The data:
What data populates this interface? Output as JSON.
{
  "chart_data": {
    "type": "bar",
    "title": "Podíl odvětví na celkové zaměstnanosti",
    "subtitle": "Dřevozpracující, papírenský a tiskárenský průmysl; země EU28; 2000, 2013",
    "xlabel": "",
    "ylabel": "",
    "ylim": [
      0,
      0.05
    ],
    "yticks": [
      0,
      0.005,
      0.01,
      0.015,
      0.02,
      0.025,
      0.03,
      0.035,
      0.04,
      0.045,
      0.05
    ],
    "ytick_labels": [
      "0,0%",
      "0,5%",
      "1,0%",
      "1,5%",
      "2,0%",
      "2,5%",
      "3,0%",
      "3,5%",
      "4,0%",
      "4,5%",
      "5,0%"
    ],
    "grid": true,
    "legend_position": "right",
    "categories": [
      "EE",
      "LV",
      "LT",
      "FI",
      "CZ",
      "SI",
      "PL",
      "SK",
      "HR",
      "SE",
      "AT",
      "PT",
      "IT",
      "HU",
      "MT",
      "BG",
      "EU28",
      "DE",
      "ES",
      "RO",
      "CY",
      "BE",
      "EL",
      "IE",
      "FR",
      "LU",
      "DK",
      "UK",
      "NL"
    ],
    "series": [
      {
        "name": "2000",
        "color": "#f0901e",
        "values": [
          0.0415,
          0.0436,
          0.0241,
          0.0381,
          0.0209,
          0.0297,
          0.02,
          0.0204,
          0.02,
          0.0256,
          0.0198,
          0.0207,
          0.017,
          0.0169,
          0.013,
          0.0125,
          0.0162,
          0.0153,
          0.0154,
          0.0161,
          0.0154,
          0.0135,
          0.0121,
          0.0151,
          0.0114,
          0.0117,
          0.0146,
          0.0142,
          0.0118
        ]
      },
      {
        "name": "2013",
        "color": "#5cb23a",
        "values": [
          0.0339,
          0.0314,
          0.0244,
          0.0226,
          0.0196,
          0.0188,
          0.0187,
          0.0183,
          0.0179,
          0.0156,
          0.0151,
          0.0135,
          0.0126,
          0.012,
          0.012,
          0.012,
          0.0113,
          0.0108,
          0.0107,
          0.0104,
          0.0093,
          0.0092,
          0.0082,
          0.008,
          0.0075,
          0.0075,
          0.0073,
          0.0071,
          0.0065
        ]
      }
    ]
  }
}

Exercise requirements:
Reproduce the records in full, exactly as written.

Complete response:
What data populates this interface? Output as JSON.
{
  "chart_data": {
    "type": "bar",
    "title": "Podíl odvětví na celkové zaměstnanosti",
    "subtitle": "Dřevozpracující, papírenský a tiskárenský průmysl; země EU28; 2000, 2013",
    "xlabel": "",
    "ylabel": "",
    "ylim": [
      0,
      0.05
    ],
    "yticks": [
      0,
      0.005,
      0.01,
      0.015,
      0.02,
      0.025,
      0.03,
      0.035,
      0.04,
      0.045,
      0.05
    ],
    "ytick_labels": [
      "0,0%",
      "0,5%",
      "1,0%",
      "1,5%",
      "2,0%",
      "2,5%",
      "3,0%",
      "3,5%",
      "4,0%",
      "4,5%",
      "5,0%"
    ],
    "grid": true,
    "legend_position": "right",
    "categories": [
      "EE",
      "LV",
      "LT",
      "FI",
      "CZ",
      "SI",
      "PL",
      "SK",
      "HR",
      "SE",
      "AT",
      "PT",
      "IT",
      "HU",
      "MT",
      "BG",
      "EU28",
      "DE",
      "ES",
      "RO",
      "CY",
      "BE",
      "EL",
      "IE",
      "FR",
      "LU",
      "DK",
      "UK",
      "NL"
    ],
    "series": [
      {
        "name": "2000",
        "color": "#f0901e",
        "values": [
          0.0415,
          0.0436,
          0.0241,
          0.0381,
          0.0209,
          0.0297,
          0.02,
          0.0204,
          0.02,
          0.0256,
          0.0198,
          0.0207,
          0.017,
          0.0169,
          0.013,
          0.0125,
          0.0162,
          0.0153,
          0.0154,
          0.0161,
          0.0154,
          0.0135,
          0.0121,
          0.0151,
          0.0114,
          0.0117,
          0.0146,
          0.0142,
          0.0118
        ]
      },
      {
        "name": "2013",
        "color": "#5cb23a",
        "values": [
          0.0339,
          0.0314,
          0.0244,
          0.0226,
          0.0196,
          0.0188,
          0.0187,
          0.0183,
          0.0179,
          0.0156,
          0.0151,
          0.0135,
          0.0126,
          0.012,
          0.012,
          0.012,
          0.0113,
          0.0108,
          0.0107,
          0.0104,
          0.0093,
          0.0092,
          0.0082,
          0.008,
          0.0075,
          0.0075,
          0.0073,
          0.0071,
          0.0065
        ]
      }
    ]
  }
}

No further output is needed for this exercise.